-- begin --

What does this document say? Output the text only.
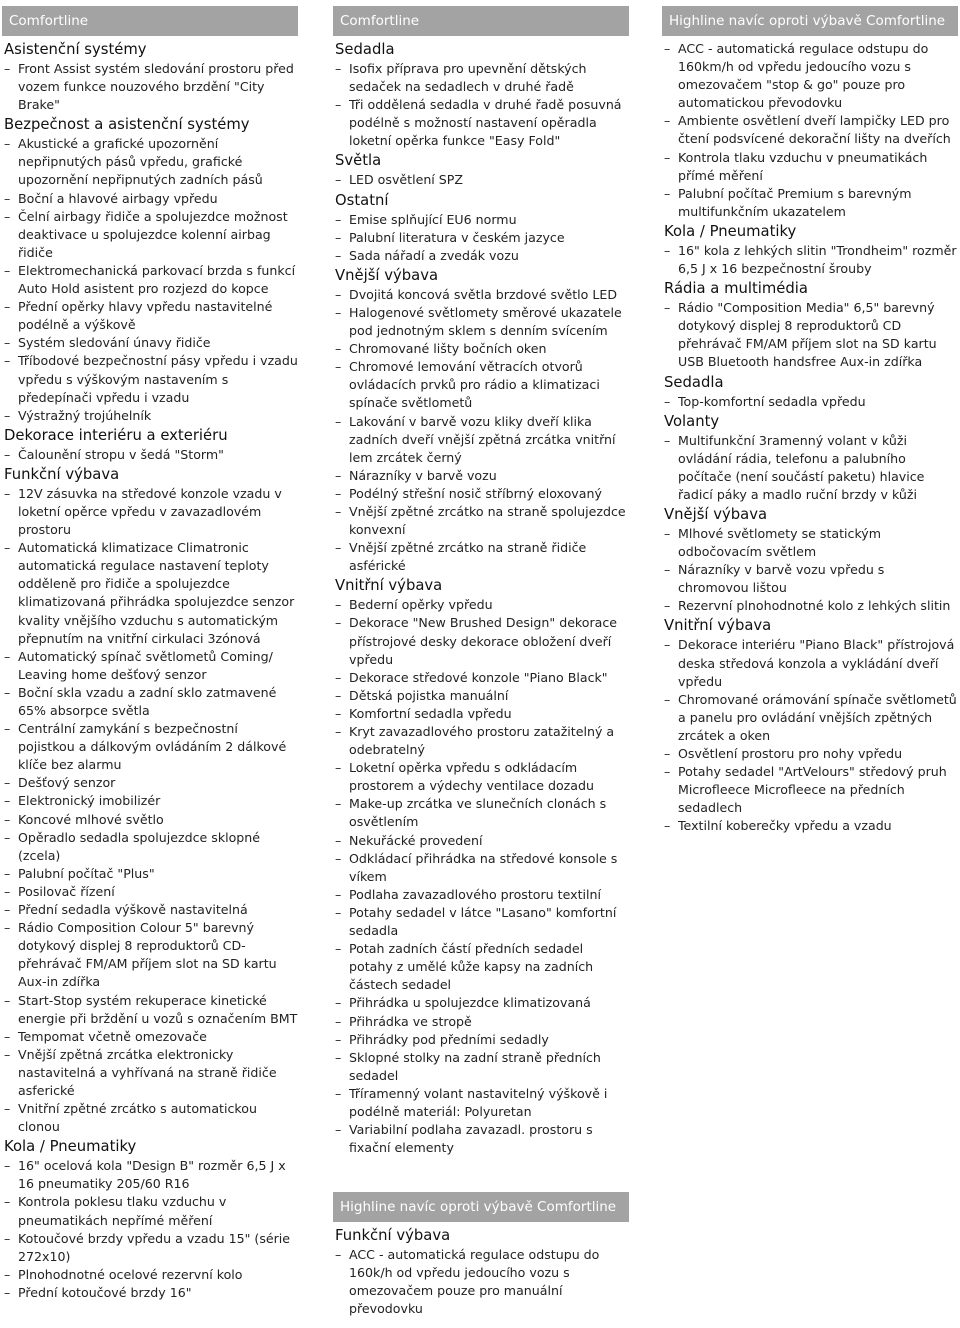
Comfortline
Asistenční systémy
– Front Assist systém sledování prostoru před vozem funkce nouzového brzdění "City Brake"
Bezpečnost a asistenční systémy
– Akustické a grafické upozornění nepřipnutých pásů vpředu, grafické upozornění nepřipnutých zadních pásů
– Boční a hlavové airbagy vpředu
– Čelní airbagy řidiče a spolujezdce možnost deaktivace u spolujezdce kolenní airbag řidiče
– Elektromechanická parkovací brzda s funkcí Auto Hold asistent pro rozjezd do kopce
– Přední opěrky hlavy vpředu nastavitelné podélně a výškově
– Systém sledování únavy řidiče
– Tříbodové bezpečnostní pásy vpředu i vzadu vpředu s výškovým nastavením s předepínači vpředu i vzadu
– Výstražný trojúhelník
Dekorace interiéru a exteriéru
– Čalounění stropu v šedá "Storm"
Funkční výbava
– 12V zásuvka na středové konzole vzadu v loketní opěrce vpředu v zavazadlovém prostoru
– Automatická klimatizace Climatronic automatická regulace nastavení teploty odděleně pro řidiče a spolujezdce klimatizovaná přihrádka spolujezdce senzor kvality vnějšího vzduchu s automatickým přepnutím na vnitřní cirkulaci 3zónová
– Automatický spínač světlometů Coming/ Leaving home dešťový senzor
– Boční skla vzadu a zadní sklo zatmavené 65% absorpce světla
– Centrální zamykání s bezpečnostní pojistkou a dálkovým ovládáním 2 dálkové klíče bez alarmu
– Dešťový senzor
– Elektronický imobilizér
– Koncové mlhové světlo
– Opěradlo sedadla spolujezdce sklopné (zcela)
– Palubní počítač "Plus"
– Posilovač řízení
– Přední sedadla výškově nastavitelná
– Rádio Composition Colour 5" barevný dotykový displej 8 reproduktorů CD-přehrávač FM/AM příjem slot na SD kartu Aux-in zdířka
– Start-Stop systém rekuperace kinetické energie při brždění u vozů s označením BMT
– Tempomat včetně omezovače
– Vnější zpětná zrcátka elektronicky nastavitelná a vyhřívaná na straně řidiče asferické
– Vnitřní zpětné zrcátko s automatickou clonou
Kola / Pneumatiky
– 16" ocelová kola "Design B" rozměr 6,5 J x 16 pneumatiky 205/60 R16
– Kontrola poklesu tlaku vzduchu v pneumatikách nepřímé měření
– Kotoučové brzdy vpředu a vzadu 15" (série 272x10)
– Plnohodnotné ocelové rezervní kolo
– Přední kotoučové brzdy 16"
Comfortline
Sedadla
– Isofix příprava pro upevnění dětských sedaček na sedadlech v druhé řadě
– Tři oddělená sedadla v druhé řadě posuvná podélně s možností nastavení opěradla loketní opěrka funkce "Easy Fold"
Světla
– LED osvětlení SPZ
Ostatní
– Emise splňující EU6 normu
– Palubní literatura v českém jazyce
– Sada nářadí a zvedák vozu
Vnější výbava
– Dvojitá koncová světla brzdové světlo LED
– Halogenové světlomety směrové ukazatele pod jednotným sklem s denním svícením
– Chromované lišty bočních oken
– Chromové lemování větracích otvorů ovládacích prvků pro rádio a klimatizaci spínače světlometů
– Lakování v barvě vozu kliky dveří klika zadních dveří vnější zpětná zrcátka vnitřní lem zrcátek černý
– Nárazníky v barvě vozu
– Podélný střešní nosič stříbrný eloxovaný
– Vnější zpětné zrcátko na straně spolujezdce konvexní
– Vnější zpětné zrcátko na straně řidiče asférické
Vnitřní výbava
– Bederní opěrky vpředu
– Dekorace "New Brushed Design" dekorace přístrojové desky dekorace obložení dveří vpředu
– Dekorace středové konzole "Piano Black"
– Dětská pojistka manuální
– Komfortní sedadla vpředu
– Kryt zavazadlového prostoru zatažitelný a odebratelný
– Loketní opěrka vpředu s odkládacím prostorem a výdechy ventilace dozadu
– Make-up zrcátka ve slunečních clonách s osvětlením
– Nekuřácké provedení
– Odkládací přihrádka na středové konsole s víkem
– Podlaha zavazadlového prostoru textilní
– Potahy sedadel v látce "Lasano" komfortní sedadla
– Potah zadních částí předních sedadel potahy z umělé kůže kapsy na zadních částech sedadel
– Přihrádka u spolujezdce klimatizovaná
– Přihrádka ve stropě
– Přihrádky pod předními sedadly
– Sklopné stolky na zadní straně předních sedadel
– Tříramenný volant nastavitelný výškově i podélně materiál: Polyuretan
– Variabilní podlaha zavazadl. prostoru s fixační elementy
Highline navíc oproti výbavě Comfortline
Funkční výbava
– ACC - automatická regulace odstupu do 160k/h od vpředu jedoucího vozu s omezovačem pouze pro manuální převodovku
Highline navíc oproti výbavě Comfortline
– ACC - automatická regulace odstupu do 160km/h od vpředu jedoucího vozu s omezovačem "stop & go" pouze pro automatickou převodovku
– Ambiente osvětlení dveří lampičky LED pro čtení podsvícené dekorační lišty na dveřích
– Kontrola tlaku vzduchu v pneumatikách přímé měření
– Palubní počítač Premium s barevným multifunkčním ukazatelem
Kola / Pneumatiky
– 16" kola z lehkých slitin "Trondheim" rozměr 6,5 J x 16 bezpečnostní šrouby
Rádia a multimédia
– Rádio "Composition Media" 6,5" barevný dotykový displej 8 reproduktorů CD přehrávač FM/AM příjem slot na SD kartu USB Bluetooth handsfree Aux-in zdířka
Sedadla
– Top-komfortní sedadla vpředu
Volanty
– Multifunkční 3ramenný volant v kůži ovládání rádia, telefonu a palubního počítače (není součástí paketu) hlavice řadicí páky a madlo ruční brzdy v kůži
Vnější výbava
– Mlhové světlomety se statickým odbočovacím světlem
– Nárazníky v barvě vozu vpředu s chromovou lištou
– Rezervní plnohodnotné kolo z lehkých slitin
Vnitřní výbava
– Dekorace interiéru "Piano Black" přístrojová deska středová konzola a vykládání dveří vpředu
– Chromované orámování spínače světlometů a panelu pro ovládání vnějších zpětných zrcátek a oken
– Osvětlení prostoru pro nohy vpředu
– Potahy sedadel "ArtVelours" středový pruh Microfleece Microfleece na předních sedadlech
– Textilní koberečky vpředu a vzadu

-- end --

From the listing, copy each line containing the word "Composition".

→ **Complete output**
– Rádio Composition Colour 5" barevný dotykový displej 8 reproduktorů CD-přehrávač FM/AM příjem slot na SD kartu Aux-in zdířka
– Rádio "Composition Media" 6,5" barevný dotykový displej 8 reproduktorů CD přehrávač FM/AM příjem slot na SD kartu USB Bluetooth handsfree Aux-in zdířka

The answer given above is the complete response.